What the task requires
Transcribe the records that follow in their entirety, omitting any pictures.

Records shown
■ ■ ■ ■ ■

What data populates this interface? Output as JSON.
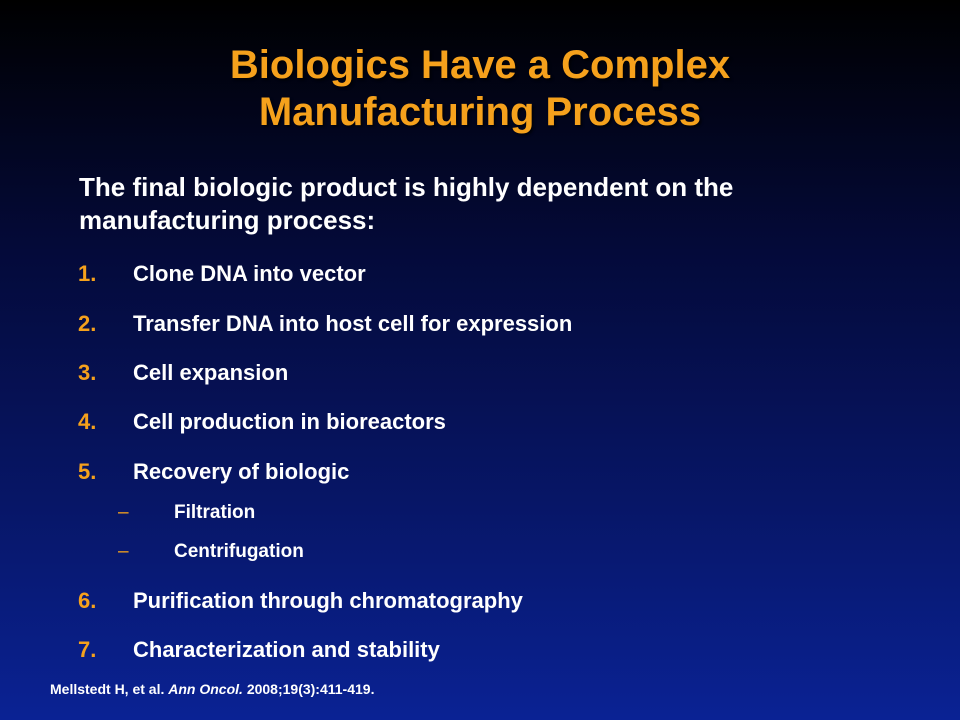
{
  "colors": {
    "accent": "#f5a11c",
    "text": "#ffffff",
    "background_top": "#000000",
    "background_bottom": "#0a2294"
  },
  "title": {
    "line1": "Biologics Have a Complex",
    "line2": "Manufacturing Process"
  },
  "intro": {
    "line1": "The final biologic product is highly dependent on the",
    "line2": "manufacturing process:"
  },
  "steps": [
    {
      "number": "1.",
      "label": "Clone DNA into vector"
    },
    {
      "number": "2.",
      "label": "Transfer DNA into host cell for expression"
    },
    {
      "number": "3.",
      "label": "Cell expansion"
    },
    {
      "number": "4.",
      "label": "Cell production in bioreactors"
    },
    {
      "number": "5.",
      "label": "Recovery of biologic"
    },
    {
      "number": "6.",
      "label": "Purification through chromatography"
    },
    {
      "number": "7.",
      "label": "Characterization and stability"
    }
  ],
  "recovery_substeps": [
    {
      "bullet": "–",
      "label": "Filtration"
    },
    {
      "bullet": "–",
      "label": "Centrifugation"
    }
  ],
  "citation": {
    "authors": "Mellstedt H, et al.",
    "journal": "Ann Oncol.",
    "details": "2008;19(3):411-419."
  }
}
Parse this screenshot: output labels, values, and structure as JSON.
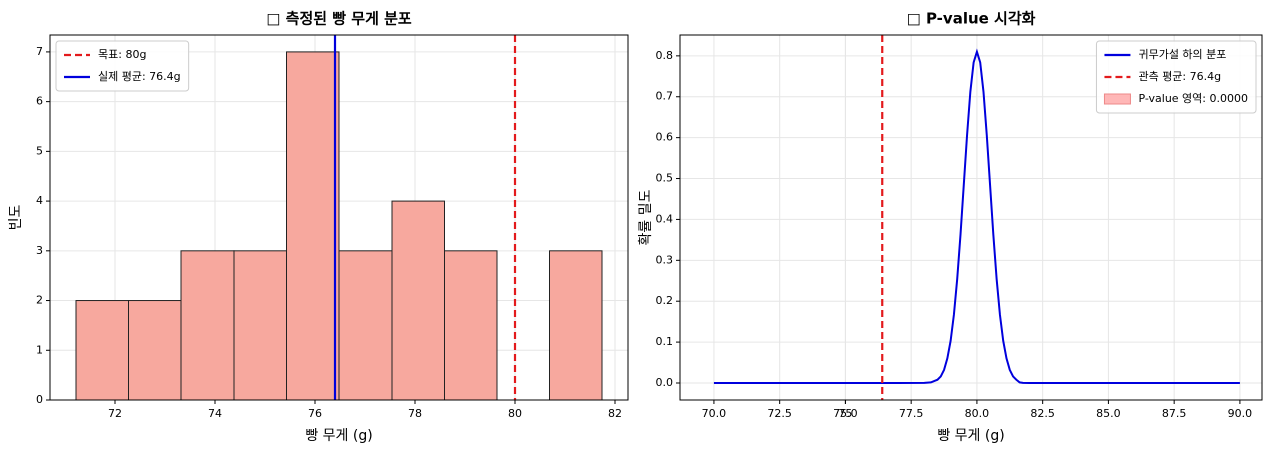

■ ■ ■ ■ ■

Result of this exercise
What data populates this interface? Output as JSON.
{
  "colors": {
    "accent": "#f5a11c",
    "text": "#ffffff",
    "background_top": "#000000",
    "background_bottom": "#0a2294"
  },
  "title": {
    "line1": "Biologics Have a Complex",
    "line2": "Manufacturing Process"
  },
  "intro": {
    "line1": "The final biologic product is highly dependent on the",
    "line2": "manufacturing process:"
  },
  "steps": [
    {
      "number": "1.",
      "label": "Clone DNA into vector"
    },
    {
      "number": "2.",
      "label": "Transfer DNA into host cell for expression"
    },
    {
      "number": "3.",
      "label": "Cell expansion"
    },
    {
      "number": "4.",
      "label": "Cell production in bioreactors"
    },
    {
      "number": "5.",
      "label": "Recovery of biologic"
    },
    {
      "number": "6.",
      "label": "Purification through chromatography"
    },
    {
      "number": "7.",
      "label": "Characterization and stability"
    }
  ],
  "recovery_substeps": [
    {
      "bullet": "–",
      "label": "Filtration"
    },
    {
      "bullet": "–",
      "label": "Centrifugation"
    }
  ],
  "citation": {
    "authors": "Mellstedt H, et al.",
    "journal": "Ann Oncol.",
    "details": "2008;19(3):411-419."
  }
}
Parse this screenshot: output labels, values, and structure as JSON.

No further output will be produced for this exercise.